Stored data
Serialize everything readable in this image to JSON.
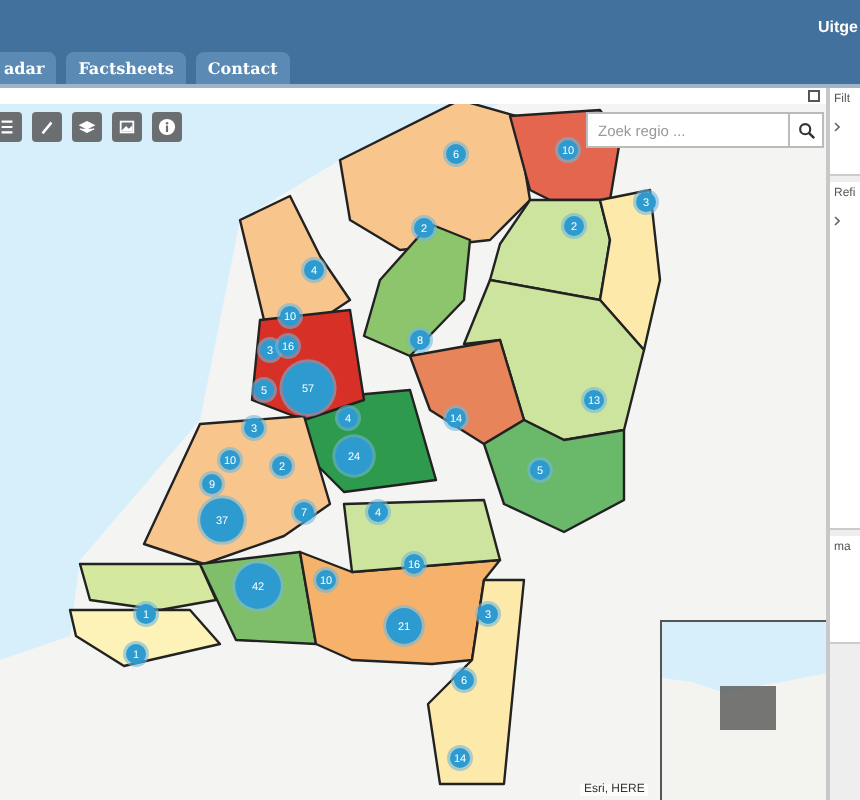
{
  "header": {
    "user_label": "Uitge"
  },
  "tabs": [
    {
      "label": "adar",
      "selected": false
    },
    {
      "label": "Factsheets",
      "selected": false
    },
    {
      "label": "Contact",
      "selected": false
    }
  ],
  "search": {
    "placeholder": "Zoek regio ..."
  },
  "regions": [
    {
      "color": "#f8c58d"
    },
    {
      "color": "#e4664f"
    },
    {
      "color": "#cde49e"
    },
    {
      "color": "#fde9a9"
    },
    {
      "color": "#8cc56b"
    },
    {
      "color": "#cde49e"
    },
    {
      "color": "#e8845a"
    },
    {
      "color": "#6ab86a"
    },
    {
      "color": "#2e9a4e"
    },
    {
      "color": "#f8c58d"
    },
    {
      "color": "#d73027"
    },
    {
      "color": "#f8c58d"
    },
    {
      "color": "#d4e8a0"
    },
    {
      "color": "#fdf3b8"
    },
    {
      "color": "#7fbf6a"
    },
    {
      "color": "#f6b26b"
    },
    {
      "color": "#cde49e"
    },
    {
      "color": "#fde9a9"
    }
  ],
  "clusters": [
    {
      "count": "6"
    },
    {
      "count": "10"
    },
    {
      "count": "3"
    },
    {
      "count": "2"
    },
    {
      "count": "2"
    },
    {
      "count": "4"
    },
    {
      "count": "10"
    },
    {
      "count": "3"
    },
    {
      "count": "16"
    },
    {
      "count": "8"
    },
    {
      "count": "5"
    },
    {
      "count": "57"
    },
    {
      "count": "13"
    },
    {
      "count": "4"
    },
    {
      "count": "14"
    },
    {
      "count": "3"
    },
    {
      "count": "10"
    },
    {
      "count": "2"
    },
    {
      "count": "24"
    },
    {
      "count": "5"
    },
    {
      "count": "9"
    },
    {
      "count": "37"
    },
    {
      "count": "7"
    },
    {
      "count": "4"
    },
    {
      "count": "16"
    },
    {
      "count": "42"
    },
    {
      "count": "10"
    },
    {
      "count": "1"
    },
    {
      "count": "21"
    },
    {
      "count": "3"
    },
    {
      "count": "1"
    },
    {
      "count": "6"
    },
    {
      "count": "14"
    }
  ],
  "attribution": "Esri, HERE",
  "side_panel": [
    {
      "title": "Filt"
    },
    {
      "title": "Refi"
    },
    {
      "title": "ma"
    }
  ]
}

Exercise
Except for the pictures, reproduce every line exactly.

Response
Serialize everything readable in this image to JSON.
{
  "header": {
    "user_label": "Uitge"
  },
  "tabs": [
    {
      "label": "adar",
      "selected": false
    },
    {
      "label": "Factsheets",
      "selected": false
    },
    {
      "label": "Contact",
      "selected": false
    }
  ],
  "search": {
    "placeholder": "Zoek regio ..."
  },
  "regions": [
    {
      "color": "#f8c58d"
    },
    {
      "color": "#e4664f"
    },
    {
      "color": "#cde49e"
    },
    {
      "color": "#fde9a9"
    },
    {
      "color": "#8cc56b"
    },
    {
      "color": "#cde49e"
    },
    {
      "color": "#e8845a"
    },
    {
      "color": "#6ab86a"
    },
    {
      "color": "#2e9a4e"
    },
    {
      "color": "#f8c58d"
    },
    {
      "color": "#d73027"
    },
    {
      "color": "#f8c58d"
    },
    {
      "color": "#d4e8a0"
    },
    {
      "color": "#fdf3b8"
    },
    {
      "color": "#7fbf6a"
    },
    {
      "color": "#f6b26b"
    },
    {
      "color": "#cde49e"
    },
    {
      "color": "#fde9a9"
    }
  ],
  "clusters": [
    {
      "count": "6"
    },
    {
      "count": "10"
    },
    {
      "count": "3"
    },
    {
      "count": "2"
    },
    {
      "count": "2"
    },
    {
      "count": "4"
    },
    {
      "count": "10"
    },
    {
      "count": "3"
    },
    {
      "count": "16"
    },
    {
      "count": "8"
    },
    {
      "count": "5"
    },
    {
      "count": "57"
    },
    {
      "count": "13"
    },
    {
      "count": "4"
    },
    {
      "count": "14"
    },
    {
      "count": "3"
    },
    {
      "count": "10"
    },
    {
      "count": "2"
    },
    {
      "count": "24"
    },
    {
      "count": "5"
    },
    {
      "count": "9"
    },
    {
      "count": "37"
    },
    {
      "count": "7"
    },
    {
      "count": "4"
    },
    {
      "count": "16"
    },
    {
      "count": "42"
    },
    {
      "count": "10"
    },
    {
      "count": "1"
    },
    {
      "count": "21"
    },
    {
      "count": "3"
    },
    {
      "count": "1"
    },
    {
      "count": "6"
    },
    {
      "count": "14"
    }
  ],
  "attribution": "Esri, HERE",
  "side_panel": [
    {
      "title": "Filt"
    },
    {
      "title": "Refi"
    },
    {
      "title": "ma"
    }
  ]
}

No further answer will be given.